> WHAT YOU ARE ASKED TO DO
Return all lines from the listing below in which the string "name" occurs.

>> start AVAILABLE RECORDS

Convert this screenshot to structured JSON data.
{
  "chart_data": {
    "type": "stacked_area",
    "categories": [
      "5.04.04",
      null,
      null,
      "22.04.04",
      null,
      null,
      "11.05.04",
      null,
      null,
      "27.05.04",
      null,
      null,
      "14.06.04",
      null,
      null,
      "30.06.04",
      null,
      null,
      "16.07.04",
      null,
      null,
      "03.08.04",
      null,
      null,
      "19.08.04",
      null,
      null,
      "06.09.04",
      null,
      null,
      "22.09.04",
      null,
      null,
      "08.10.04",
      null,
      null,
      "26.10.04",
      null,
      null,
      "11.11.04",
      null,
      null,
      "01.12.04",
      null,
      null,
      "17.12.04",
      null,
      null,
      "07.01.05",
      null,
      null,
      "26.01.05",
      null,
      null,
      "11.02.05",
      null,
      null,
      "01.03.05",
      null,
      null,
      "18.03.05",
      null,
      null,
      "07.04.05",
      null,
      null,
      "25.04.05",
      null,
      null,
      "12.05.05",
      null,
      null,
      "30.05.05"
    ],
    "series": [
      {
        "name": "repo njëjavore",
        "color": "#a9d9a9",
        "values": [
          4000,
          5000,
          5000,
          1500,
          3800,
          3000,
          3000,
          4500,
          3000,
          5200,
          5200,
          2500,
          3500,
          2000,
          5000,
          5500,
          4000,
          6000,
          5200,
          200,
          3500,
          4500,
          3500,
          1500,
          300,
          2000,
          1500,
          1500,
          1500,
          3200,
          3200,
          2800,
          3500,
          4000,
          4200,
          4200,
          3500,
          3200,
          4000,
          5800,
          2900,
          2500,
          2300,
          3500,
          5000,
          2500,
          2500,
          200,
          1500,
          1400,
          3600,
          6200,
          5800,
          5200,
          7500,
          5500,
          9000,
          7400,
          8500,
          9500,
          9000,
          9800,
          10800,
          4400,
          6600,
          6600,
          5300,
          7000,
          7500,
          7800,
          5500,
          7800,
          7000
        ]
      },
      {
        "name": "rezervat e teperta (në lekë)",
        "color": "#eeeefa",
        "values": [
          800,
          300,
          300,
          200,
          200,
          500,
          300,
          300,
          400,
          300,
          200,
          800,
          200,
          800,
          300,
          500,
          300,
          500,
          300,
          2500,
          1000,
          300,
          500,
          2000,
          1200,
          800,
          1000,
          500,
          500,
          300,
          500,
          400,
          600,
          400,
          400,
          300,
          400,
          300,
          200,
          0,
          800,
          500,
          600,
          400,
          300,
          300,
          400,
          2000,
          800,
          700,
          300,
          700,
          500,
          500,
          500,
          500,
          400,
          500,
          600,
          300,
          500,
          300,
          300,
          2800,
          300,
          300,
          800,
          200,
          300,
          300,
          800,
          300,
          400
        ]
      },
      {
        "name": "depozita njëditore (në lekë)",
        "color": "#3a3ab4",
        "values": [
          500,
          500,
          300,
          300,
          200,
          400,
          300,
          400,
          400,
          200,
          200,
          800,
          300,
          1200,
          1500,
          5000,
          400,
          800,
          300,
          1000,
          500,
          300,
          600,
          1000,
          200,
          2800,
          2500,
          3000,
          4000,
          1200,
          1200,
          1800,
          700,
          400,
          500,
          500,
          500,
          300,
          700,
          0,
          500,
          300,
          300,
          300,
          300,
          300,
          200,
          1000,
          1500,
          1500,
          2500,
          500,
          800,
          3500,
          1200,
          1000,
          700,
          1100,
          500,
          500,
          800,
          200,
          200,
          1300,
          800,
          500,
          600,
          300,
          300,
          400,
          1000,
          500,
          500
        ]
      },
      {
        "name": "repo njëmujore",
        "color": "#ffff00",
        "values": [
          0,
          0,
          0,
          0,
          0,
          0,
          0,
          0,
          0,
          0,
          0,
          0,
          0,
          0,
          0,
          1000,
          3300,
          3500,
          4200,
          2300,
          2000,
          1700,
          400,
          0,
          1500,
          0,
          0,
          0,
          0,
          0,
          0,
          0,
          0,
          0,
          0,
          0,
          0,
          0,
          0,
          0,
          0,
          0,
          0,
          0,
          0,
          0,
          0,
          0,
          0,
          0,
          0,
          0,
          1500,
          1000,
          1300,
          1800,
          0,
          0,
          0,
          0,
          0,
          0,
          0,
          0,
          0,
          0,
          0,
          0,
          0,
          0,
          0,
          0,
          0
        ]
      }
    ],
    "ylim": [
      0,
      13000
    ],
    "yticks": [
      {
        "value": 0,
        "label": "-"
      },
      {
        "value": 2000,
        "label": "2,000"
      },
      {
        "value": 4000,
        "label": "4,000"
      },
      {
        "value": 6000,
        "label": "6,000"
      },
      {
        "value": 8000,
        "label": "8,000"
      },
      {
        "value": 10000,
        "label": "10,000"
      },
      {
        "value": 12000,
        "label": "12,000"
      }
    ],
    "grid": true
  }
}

>> end AVAILABLE RECORDS

> SOLUTION FOR THIS PROBLEM
        "name": "repo njëjavore",
        "name": "rezervat e teperta (në lekë)",
        "name": "depozita njëditore (në lekë)",
        "name": "repo njëmujore",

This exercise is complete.